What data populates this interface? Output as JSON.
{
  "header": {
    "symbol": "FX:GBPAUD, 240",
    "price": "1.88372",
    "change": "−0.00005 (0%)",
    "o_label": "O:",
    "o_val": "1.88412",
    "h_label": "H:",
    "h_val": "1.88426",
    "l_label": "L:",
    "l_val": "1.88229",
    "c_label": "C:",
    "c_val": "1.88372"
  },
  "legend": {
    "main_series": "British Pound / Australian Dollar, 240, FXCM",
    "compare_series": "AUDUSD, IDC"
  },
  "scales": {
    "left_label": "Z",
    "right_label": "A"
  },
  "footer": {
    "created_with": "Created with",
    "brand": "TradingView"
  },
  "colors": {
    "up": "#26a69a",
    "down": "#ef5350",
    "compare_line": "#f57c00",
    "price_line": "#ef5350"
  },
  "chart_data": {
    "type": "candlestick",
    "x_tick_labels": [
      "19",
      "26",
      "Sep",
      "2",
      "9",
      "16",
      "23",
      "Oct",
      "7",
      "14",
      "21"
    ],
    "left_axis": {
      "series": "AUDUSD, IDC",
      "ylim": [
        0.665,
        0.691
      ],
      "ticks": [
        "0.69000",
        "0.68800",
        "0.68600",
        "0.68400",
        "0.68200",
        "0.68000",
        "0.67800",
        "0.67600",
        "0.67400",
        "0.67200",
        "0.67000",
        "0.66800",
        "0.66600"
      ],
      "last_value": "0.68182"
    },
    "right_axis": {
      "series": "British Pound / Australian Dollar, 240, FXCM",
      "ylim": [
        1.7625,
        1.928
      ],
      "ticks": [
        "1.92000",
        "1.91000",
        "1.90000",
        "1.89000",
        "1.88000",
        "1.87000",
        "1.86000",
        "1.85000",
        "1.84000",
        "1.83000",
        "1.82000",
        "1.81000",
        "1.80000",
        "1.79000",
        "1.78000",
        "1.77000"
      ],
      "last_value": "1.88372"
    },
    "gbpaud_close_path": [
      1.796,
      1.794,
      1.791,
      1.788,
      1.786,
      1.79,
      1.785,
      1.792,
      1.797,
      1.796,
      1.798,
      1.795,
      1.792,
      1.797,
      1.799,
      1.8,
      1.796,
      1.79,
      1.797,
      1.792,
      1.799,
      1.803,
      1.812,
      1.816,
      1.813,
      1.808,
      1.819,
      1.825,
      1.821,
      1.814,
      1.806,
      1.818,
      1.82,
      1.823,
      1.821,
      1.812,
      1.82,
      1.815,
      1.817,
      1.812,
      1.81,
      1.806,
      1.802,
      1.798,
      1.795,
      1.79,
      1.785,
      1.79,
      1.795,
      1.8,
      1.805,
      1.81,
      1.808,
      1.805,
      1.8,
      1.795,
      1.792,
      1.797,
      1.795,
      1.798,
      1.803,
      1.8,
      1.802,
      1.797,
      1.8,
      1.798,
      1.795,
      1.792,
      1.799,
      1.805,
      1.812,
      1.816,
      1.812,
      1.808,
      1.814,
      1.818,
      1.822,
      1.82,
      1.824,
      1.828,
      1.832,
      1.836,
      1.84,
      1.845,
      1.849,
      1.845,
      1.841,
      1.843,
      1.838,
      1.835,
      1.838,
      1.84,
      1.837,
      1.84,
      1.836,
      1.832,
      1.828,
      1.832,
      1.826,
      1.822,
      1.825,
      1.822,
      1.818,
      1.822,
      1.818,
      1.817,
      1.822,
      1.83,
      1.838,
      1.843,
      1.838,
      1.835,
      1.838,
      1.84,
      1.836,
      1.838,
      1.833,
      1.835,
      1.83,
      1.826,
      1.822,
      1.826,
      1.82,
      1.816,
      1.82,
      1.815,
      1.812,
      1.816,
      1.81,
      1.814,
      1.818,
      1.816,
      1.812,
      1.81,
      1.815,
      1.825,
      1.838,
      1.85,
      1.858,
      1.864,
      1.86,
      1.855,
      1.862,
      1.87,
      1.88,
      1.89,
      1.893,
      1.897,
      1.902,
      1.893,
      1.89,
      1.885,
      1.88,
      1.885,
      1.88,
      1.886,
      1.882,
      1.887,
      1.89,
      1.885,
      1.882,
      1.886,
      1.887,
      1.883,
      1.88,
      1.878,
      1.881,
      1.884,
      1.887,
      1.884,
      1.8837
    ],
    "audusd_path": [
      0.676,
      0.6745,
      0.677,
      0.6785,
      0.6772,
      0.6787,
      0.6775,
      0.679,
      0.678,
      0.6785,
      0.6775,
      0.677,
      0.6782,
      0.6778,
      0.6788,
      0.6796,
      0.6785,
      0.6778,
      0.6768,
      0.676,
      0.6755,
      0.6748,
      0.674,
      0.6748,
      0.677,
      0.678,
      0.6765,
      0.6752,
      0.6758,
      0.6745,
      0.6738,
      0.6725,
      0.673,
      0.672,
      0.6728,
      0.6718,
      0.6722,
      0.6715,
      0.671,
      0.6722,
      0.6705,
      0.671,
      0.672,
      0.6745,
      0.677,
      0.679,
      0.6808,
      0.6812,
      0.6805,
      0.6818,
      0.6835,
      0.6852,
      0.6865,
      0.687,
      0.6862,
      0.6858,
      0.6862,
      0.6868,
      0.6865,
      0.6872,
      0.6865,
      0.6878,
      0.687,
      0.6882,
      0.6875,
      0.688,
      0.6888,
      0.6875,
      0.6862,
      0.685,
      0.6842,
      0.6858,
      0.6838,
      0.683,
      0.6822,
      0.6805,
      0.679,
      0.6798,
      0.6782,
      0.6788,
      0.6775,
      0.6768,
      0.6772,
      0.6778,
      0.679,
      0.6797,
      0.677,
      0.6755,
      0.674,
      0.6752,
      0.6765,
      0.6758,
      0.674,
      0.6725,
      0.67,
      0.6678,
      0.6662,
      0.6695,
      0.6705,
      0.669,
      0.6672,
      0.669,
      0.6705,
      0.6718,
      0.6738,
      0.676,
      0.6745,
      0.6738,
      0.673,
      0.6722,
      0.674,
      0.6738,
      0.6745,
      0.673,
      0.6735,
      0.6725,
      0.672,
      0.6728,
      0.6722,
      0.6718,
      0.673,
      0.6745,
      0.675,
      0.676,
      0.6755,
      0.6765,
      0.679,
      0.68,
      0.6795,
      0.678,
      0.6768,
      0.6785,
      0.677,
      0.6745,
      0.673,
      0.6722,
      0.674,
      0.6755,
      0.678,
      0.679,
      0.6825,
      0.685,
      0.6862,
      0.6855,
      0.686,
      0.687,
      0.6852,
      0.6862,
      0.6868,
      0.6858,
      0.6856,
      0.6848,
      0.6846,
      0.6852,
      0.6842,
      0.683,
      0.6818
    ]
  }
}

▬▬▬▬▬▬

* EXERCISE GOAL *
Transcribe all of the material exactly. Omit nothing.

* OUTPUT *
What data populates this interface? Output as JSON.
{
  "header": {
    "symbol": "FX:GBPAUD, 240",
    "price": "1.88372",
    "change": "−0.00005 (0%)",
    "o_label": "O:",
    "o_val": "1.88412",
    "h_label": "H:",
    "h_val": "1.88426",
    "l_label": "L:",
    "l_val": "1.88229",
    "c_label": "C:",
    "c_val": "1.88372"
  },
  "legend": {
    "main_series": "British Pound / Australian Dollar, 240, FXCM",
    "compare_series": "AUDUSD, IDC"
  },
  "scales": {
    "left_label": "Z",
    "right_label": "A"
  },
  "footer": {
    "created_with": "Created with",
    "brand": "TradingView"
  },
  "colors": {
    "up": "#26a69a",
    "down": "#ef5350",
    "compare_line": "#f57c00",
    "price_line": "#ef5350"
  },
  "chart_data": {
    "type": "candlestick",
    "x_tick_labels": [
      "19",
      "26",
      "Sep",
      "2",
      "9",
      "16",
      "23",
      "Oct",
      "7",
      "14",
      "21"
    ],
    "left_axis": {
      "series": "AUDUSD, IDC",
      "ylim": [
        0.665,
        0.691
      ],
      "ticks": [
        "0.69000",
        "0.68800",
        "0.68600",
        "0.68400",
        "0.68200",
        "0.68000",
        "0.67800",
        "0.67600",
        "0.67400",
        "0.67200",
        "0.67000",
        "0.66800",
        "0.66600"
      ],
      "last_value": "0.68182"
    },
    "right_axis": {
      "series": "British Pound / Australian Dollar, 240, FXCM",
      "ylim": [
        1.7625,
        1.928
      ],
      "ticks": [
        "1.92000",
        "1.91000",
        "1.90000",
        "1.89000",
        "1.88000",
        "1.87000",
        "1.86000",
        "1.85000",
        "1.84000",
        "1.83000",
        "1.82000",
        "1.81000",
        "1.80000",
        "1.79000",
        "1.78000",
        "1.77000"
      ],
      "last_value": "1.88372"
    },
    "gbpaud_close_path": [
      1.796,
      1.794,
      1.791,
      1.788,
      1.786,
      1.79,
      1.785,
      1.792,
      1.797,
      1.796,
      1.798,
      1.795,
      1.792,
      1.797,
      1.799,
      1.8,
      1.796,
      1.79,
      1.797,
      1.792,
      1.799,
      1.803,
      1.812,
      1.816,
      1.813,
      1.808,
      1.819,
      1.825,
      1.821,
      1.814,
      1.806,
      1.818,
      1.82,
      1.823,
      1.821,
      1.812,
      1.82,
      1.815,
      1.817,
      1.812,
      1.81,
      1.806,
      1.802,
      1.798,
      1.795,
      1.79,
      1.785,
      1.79,
      1.795,
      1.8,
      1.805,
      1.81,
      1.808,
      1.805,
      1.8,
      1.795,
      1.792,
      1.797,
      1.795,
      1.798,
      1.803,
      1.8,
      1.802,
      1.797,
      1.8,
      1.798,
      1.795,
      1.792,
      1.799,
      1.805,
      1.812,
      1.816,
      1.812,
      1.808,
      1.814,
      1.818,
      1.822,
      1.82,
      1.824,
      1.828,
      1.832,
      1.836,
      1.84,
      1.845,
      1.849,
      1.845,
      1.841,
      1.843,
      1.838,
      1.835,
      1.838,
      1.84,
      1.837,
      1.84,
      1.836,
      1.832,
      1.828,
      1.832,
      1.826,
      1.822,
      1.825,
      1.822,
      1.818,
      1.822,
      1.818,
      1.817,
      1.822,
      1.83,
      1.838,
      1.843,
      1.838,
      1.835,
      1.838,
      1.84,
      1.836,
      1.838,
      1.833,
      1.835,
      1.83,
      1.826,
      1.822,
      1.826,
      1.82,
      1.816,
      1.82,
      1.815,
      1.812,
      1.816,
      1.81,
      1.814,
      1.818,
      1.816,
      1.812,
      1.81,
      1.815,
      1.825,
      1.838,
      1.85,
      1.858,
      1.864,
      1.86,
      1.855,
      1.862,
      1.87,
      1.88,
      1.89,
      1.893,
      1.897,
      1.902,
      1.893,
      1.89,
      1.885,
      1.88,
      1.885,
      1.88,
      1.886,
      1.882,
      1.887,
      1.89,
      1.885,
      1.882,
      1.886,
      1.887,
      1.883,
      1.88,
      1.878,
      1.881,
      1.884,
      1.887,
      1.884,
      1.8837
    ],
    "audusd_path": [
      0.676,
      0.6745,
      0.677,
      0.6785,
      0.6772,
      0.6787,
      0.6775,
      0.679,
      0.678,
      0.6785,
      0.6775,
      0.677,
      0.6782,
      0.6778,
      0.6788,
      0.6796,
      0.6785,
      0.6778,
      0.6768,
      0.676,
      0.6755,
      0.6748,
      0.674,
      0.6748,
      0.677,
      0.678,
      0.6765,
      0.6752,
      0.6758,
      0.6745,
      0.6738,
      0.6725,
      0.673,
      0.672,
      0.6728,
      0.6718,
      0.6722,
      0.6715,
      0.671,
      0.6722,
      0.6705,
      0.671,
      0.672,
      0.6745,
      0.677,
      0.679,
      0.6808,
      0.6812,
      0.6805,
      0.6818,
      0.6835,
      0.6852,
      0.6865,
      0.687,
      0.6862,
      0.6858,
      0.6862,
      0.6868,
      0.6865,
      0.6872,
      0.6865,
      0.6878,
      0.687,
      0.6882,
      0.6875,
      0.688,
      0.6888,
      0.6875,
      0.6862,
      0.685,
      0.6842,
      0.6858,
      0.6838,
      0.683,
      0.6822,
      0.6805,
      0.679,
      0.6798,
      0.6782,
      0.6788,
      0.6775,
      0.6768,
      0.6772,
      0.6778,
      0.679,
      0.6797,
      0.677,
      0.6755,
      0.674,
      0.6752,
      0.6765,
      0.6758,
      0.674,
      0.6725,
      0.67,
      0.6678,
      0.6662,
      0.6695,
      0.6705,
      0.669,
      0.6672,
      0.669,
      0.6705,
      0.6718,
      0.6738,
      0.676,
      0.6745,
      0.6738,
      0.673,
      0.6722,
      0.674,
      0.6738,
      0.6745,
      0.673,
      0.6735,
      0.6725,
      0.672,
      0.6728,
      0.6722,
      0.6718,
      0.673,
      0.6745,
      0.675,
      0.676,
      0.6755,
      0.6765,
      0.679,
      0.68,
      0.6795,
      0.678,
      0.6768,
      0.6785,
      0.677,
      0.6745,
      0.673,
      0.6722,
      0.674,
      0.6755,
      0.678,
      0.679,
      0.6825,
      0.685,
      0.6862,
      0.6855,
      0.686,
      0.687,
      0.6852,
      0.6862,
      0.6868,
      0.6858,
      0.6856,
      0.6848,
      0.6846,
      0.6852,
      0.6842,
      0.683,
      0.6818
    ]
  }
}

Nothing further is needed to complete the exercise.